[TASK TO COMPLETE]
Reply with one number: how many lines contain the word "Berlin".

[SUPPLIED RECORDS]
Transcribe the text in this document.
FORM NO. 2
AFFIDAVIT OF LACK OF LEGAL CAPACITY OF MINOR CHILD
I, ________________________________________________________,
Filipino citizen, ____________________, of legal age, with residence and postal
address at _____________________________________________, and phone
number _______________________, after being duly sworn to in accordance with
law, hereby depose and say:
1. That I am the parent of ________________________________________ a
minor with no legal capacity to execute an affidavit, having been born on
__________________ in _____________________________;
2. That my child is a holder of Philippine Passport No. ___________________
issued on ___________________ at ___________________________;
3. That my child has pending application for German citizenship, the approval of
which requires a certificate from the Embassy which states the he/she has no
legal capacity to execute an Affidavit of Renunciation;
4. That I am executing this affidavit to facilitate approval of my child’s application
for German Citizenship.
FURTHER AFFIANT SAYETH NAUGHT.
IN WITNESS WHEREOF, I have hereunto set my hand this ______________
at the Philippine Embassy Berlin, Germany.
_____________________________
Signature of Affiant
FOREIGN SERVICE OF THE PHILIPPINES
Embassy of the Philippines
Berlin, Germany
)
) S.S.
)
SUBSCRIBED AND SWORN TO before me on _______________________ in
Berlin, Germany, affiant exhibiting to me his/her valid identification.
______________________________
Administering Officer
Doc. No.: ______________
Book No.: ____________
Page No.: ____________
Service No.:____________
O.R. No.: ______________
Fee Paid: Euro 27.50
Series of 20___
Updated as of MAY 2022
==
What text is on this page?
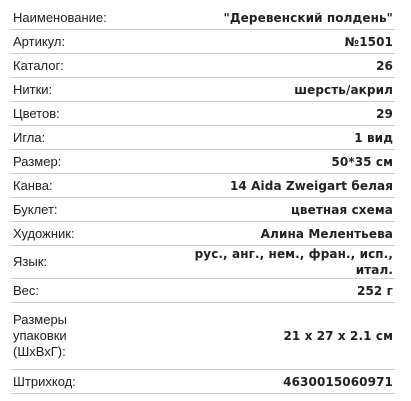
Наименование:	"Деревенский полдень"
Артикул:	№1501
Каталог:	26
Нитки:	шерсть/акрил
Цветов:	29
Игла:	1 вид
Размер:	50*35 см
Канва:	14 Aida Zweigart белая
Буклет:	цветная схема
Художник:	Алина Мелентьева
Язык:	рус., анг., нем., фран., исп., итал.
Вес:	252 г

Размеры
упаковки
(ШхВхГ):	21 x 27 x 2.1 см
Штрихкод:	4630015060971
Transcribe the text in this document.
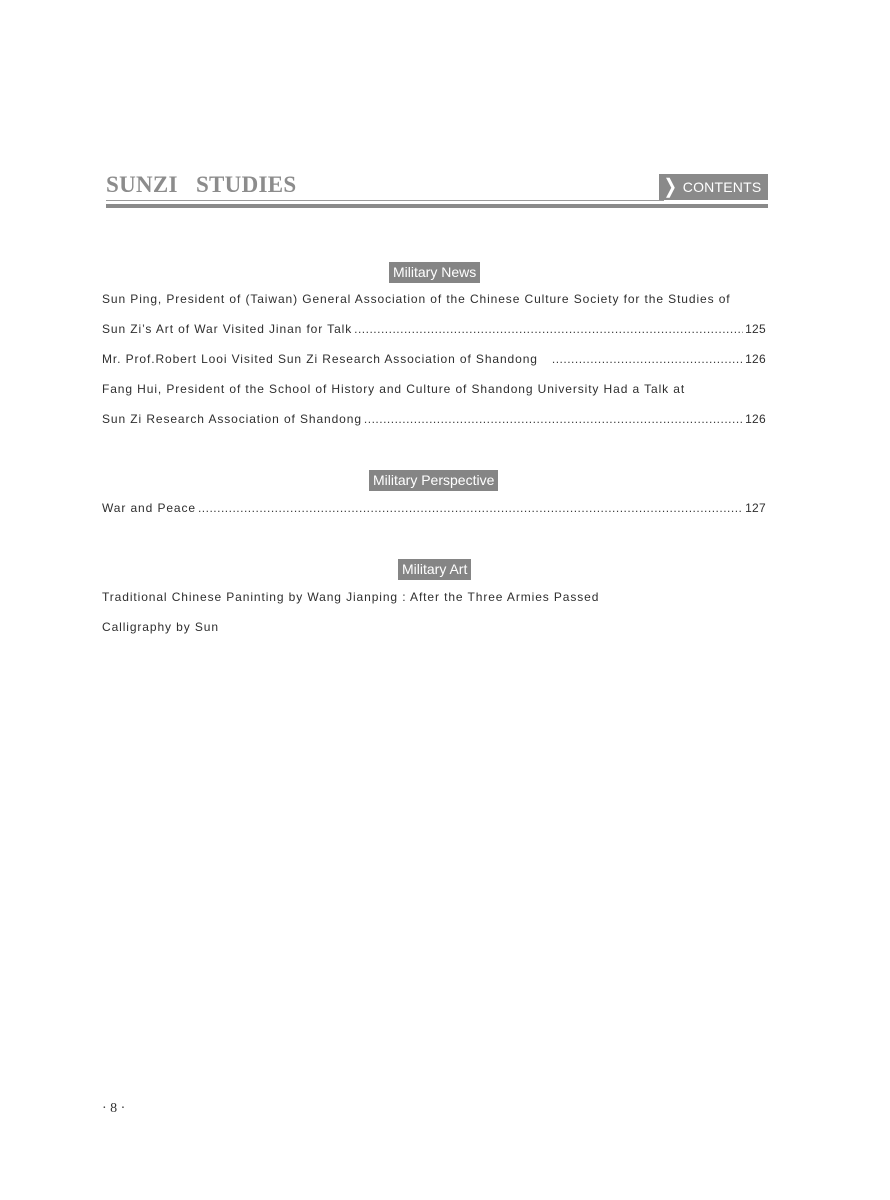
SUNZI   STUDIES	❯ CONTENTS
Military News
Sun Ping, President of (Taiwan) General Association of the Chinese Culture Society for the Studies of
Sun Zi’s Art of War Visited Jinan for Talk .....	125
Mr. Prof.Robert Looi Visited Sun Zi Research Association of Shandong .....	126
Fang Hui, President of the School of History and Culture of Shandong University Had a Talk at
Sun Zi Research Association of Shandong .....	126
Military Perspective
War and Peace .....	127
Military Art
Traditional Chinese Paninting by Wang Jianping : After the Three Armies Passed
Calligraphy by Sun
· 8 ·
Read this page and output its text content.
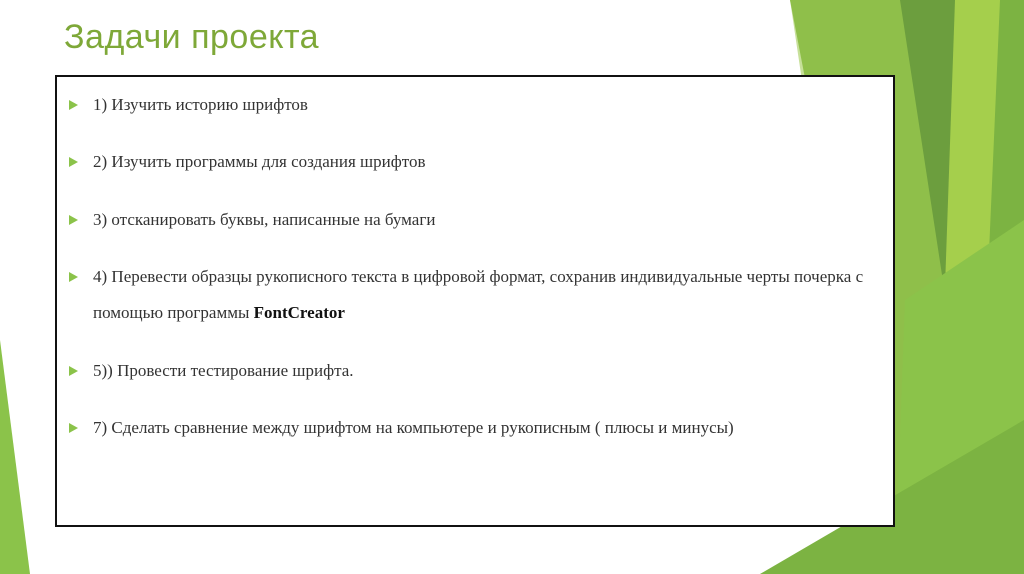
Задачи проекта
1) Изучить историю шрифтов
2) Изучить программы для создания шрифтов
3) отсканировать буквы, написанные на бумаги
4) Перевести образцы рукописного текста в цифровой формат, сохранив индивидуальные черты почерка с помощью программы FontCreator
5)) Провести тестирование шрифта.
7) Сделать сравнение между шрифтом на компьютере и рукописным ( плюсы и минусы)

[COMPLETE RESPONSE]
3